── Exercise material

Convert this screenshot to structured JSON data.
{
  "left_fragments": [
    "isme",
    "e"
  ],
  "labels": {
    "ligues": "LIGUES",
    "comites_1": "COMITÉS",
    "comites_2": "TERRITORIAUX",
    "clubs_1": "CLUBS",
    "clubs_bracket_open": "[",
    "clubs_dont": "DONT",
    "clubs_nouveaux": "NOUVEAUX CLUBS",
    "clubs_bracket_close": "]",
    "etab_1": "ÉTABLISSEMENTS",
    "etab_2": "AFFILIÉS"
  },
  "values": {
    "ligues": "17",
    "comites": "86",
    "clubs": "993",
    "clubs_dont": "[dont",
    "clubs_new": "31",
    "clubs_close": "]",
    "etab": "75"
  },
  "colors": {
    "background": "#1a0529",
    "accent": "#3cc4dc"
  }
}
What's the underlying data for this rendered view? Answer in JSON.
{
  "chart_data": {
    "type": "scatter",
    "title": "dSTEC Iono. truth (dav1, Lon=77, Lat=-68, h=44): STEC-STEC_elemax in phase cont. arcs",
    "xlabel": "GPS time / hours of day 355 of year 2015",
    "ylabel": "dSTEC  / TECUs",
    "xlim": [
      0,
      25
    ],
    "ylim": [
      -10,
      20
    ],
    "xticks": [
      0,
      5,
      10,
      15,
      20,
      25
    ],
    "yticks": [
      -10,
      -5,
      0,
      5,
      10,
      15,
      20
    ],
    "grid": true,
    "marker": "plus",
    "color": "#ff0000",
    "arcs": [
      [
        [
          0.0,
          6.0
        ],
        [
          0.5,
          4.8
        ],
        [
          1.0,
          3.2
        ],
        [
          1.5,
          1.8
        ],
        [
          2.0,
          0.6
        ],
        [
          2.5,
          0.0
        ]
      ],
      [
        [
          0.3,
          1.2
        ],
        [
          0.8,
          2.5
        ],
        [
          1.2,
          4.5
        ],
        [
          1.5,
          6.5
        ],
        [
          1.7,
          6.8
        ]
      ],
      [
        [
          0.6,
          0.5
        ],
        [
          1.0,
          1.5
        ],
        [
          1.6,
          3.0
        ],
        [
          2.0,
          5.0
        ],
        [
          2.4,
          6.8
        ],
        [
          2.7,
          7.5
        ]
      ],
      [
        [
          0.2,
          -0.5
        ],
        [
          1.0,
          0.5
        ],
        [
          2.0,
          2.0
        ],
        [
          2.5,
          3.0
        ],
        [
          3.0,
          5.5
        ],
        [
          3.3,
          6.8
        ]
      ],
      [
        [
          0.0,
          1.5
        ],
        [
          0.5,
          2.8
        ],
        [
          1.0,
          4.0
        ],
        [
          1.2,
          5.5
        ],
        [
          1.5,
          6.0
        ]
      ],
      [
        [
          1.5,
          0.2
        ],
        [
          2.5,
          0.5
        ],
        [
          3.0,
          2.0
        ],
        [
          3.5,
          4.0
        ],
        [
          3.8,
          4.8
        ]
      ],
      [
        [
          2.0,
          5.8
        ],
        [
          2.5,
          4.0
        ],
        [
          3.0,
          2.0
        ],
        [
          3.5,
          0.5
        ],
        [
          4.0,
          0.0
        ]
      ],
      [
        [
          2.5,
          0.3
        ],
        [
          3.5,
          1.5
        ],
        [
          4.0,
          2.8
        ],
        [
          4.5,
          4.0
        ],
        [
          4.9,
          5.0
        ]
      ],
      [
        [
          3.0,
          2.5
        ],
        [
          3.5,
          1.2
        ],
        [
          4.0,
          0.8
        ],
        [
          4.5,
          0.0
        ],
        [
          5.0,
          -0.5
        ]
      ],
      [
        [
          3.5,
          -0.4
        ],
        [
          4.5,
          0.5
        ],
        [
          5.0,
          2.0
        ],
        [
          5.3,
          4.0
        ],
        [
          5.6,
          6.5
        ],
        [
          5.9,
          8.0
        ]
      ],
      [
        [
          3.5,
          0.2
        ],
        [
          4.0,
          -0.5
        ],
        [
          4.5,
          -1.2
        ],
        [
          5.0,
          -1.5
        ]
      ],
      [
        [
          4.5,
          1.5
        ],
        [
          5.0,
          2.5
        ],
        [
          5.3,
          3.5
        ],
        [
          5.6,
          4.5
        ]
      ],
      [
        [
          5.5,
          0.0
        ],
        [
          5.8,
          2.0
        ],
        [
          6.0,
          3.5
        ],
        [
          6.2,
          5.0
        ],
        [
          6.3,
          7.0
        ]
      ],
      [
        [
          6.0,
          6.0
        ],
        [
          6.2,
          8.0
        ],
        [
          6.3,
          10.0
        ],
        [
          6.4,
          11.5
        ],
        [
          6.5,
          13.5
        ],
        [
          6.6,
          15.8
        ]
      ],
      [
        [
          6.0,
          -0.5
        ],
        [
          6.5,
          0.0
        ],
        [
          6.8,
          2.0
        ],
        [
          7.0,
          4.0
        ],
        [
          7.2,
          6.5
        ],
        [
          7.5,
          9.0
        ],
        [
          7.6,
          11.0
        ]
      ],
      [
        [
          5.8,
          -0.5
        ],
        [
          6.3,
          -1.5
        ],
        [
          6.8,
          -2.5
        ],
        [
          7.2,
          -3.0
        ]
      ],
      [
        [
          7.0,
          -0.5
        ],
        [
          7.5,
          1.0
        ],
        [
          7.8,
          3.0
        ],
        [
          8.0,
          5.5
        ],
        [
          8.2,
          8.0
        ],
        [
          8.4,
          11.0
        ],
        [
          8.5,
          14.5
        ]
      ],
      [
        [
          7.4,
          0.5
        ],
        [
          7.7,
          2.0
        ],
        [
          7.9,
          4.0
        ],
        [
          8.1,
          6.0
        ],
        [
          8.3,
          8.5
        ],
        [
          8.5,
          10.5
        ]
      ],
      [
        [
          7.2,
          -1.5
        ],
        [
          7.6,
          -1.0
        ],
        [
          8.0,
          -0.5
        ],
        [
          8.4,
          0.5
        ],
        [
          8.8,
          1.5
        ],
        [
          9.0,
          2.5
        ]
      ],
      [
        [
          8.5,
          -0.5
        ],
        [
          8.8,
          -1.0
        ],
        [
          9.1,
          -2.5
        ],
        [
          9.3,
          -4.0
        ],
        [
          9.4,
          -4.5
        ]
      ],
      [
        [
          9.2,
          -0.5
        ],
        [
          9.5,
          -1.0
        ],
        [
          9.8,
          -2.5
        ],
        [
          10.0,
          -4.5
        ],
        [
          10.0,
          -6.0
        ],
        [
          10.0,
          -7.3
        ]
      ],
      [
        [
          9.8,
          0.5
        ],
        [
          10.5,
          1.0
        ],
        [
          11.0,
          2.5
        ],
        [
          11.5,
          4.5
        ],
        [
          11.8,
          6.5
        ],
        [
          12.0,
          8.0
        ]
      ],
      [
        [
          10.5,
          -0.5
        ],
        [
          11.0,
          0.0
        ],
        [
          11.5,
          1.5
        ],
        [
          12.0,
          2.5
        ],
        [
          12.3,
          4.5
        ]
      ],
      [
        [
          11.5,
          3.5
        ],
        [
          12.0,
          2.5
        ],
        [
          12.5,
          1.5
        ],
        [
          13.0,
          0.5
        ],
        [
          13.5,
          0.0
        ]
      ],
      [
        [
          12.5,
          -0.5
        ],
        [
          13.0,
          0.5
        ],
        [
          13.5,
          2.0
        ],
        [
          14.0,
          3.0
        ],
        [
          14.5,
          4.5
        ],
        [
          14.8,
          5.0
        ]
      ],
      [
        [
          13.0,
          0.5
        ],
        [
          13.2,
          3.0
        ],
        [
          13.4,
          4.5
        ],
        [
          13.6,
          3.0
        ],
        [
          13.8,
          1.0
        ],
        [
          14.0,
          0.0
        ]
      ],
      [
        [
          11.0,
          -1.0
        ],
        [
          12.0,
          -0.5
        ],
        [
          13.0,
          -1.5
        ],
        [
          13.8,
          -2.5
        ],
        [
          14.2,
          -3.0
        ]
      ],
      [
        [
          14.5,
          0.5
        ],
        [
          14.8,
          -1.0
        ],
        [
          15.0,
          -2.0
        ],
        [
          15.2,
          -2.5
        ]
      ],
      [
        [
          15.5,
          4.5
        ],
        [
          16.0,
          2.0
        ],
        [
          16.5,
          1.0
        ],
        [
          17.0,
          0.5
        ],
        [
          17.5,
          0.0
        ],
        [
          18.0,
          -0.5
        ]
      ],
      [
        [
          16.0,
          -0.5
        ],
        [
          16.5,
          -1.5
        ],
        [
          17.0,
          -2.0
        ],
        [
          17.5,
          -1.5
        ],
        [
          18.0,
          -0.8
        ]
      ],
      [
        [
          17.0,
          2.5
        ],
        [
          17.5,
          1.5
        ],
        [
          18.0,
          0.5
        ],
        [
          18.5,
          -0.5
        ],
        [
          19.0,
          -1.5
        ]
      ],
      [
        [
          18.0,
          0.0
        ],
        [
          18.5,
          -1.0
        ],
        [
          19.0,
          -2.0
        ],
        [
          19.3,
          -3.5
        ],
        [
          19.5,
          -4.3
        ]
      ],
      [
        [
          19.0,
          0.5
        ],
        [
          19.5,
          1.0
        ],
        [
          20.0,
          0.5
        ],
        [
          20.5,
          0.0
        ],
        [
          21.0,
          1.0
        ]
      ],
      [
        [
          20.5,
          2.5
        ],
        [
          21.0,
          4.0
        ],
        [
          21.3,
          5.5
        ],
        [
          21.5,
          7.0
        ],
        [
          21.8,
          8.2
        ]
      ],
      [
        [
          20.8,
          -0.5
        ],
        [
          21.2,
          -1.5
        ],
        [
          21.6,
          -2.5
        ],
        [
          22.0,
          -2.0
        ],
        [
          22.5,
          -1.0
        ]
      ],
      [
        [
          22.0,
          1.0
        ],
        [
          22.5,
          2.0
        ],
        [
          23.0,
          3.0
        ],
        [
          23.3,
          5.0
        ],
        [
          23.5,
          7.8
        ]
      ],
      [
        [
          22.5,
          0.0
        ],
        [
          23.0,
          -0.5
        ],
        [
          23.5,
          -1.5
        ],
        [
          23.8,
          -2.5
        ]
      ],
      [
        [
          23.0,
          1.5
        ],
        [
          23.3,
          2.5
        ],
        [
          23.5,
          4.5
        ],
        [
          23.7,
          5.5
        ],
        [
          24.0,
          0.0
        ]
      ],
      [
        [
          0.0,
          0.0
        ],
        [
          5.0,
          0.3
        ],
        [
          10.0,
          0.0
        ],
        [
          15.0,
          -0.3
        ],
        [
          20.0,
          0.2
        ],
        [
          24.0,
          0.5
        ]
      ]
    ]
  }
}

────

Written exercise: Looking at the records above, tally the lines holding "this" and reply with that number only.

Solution: 2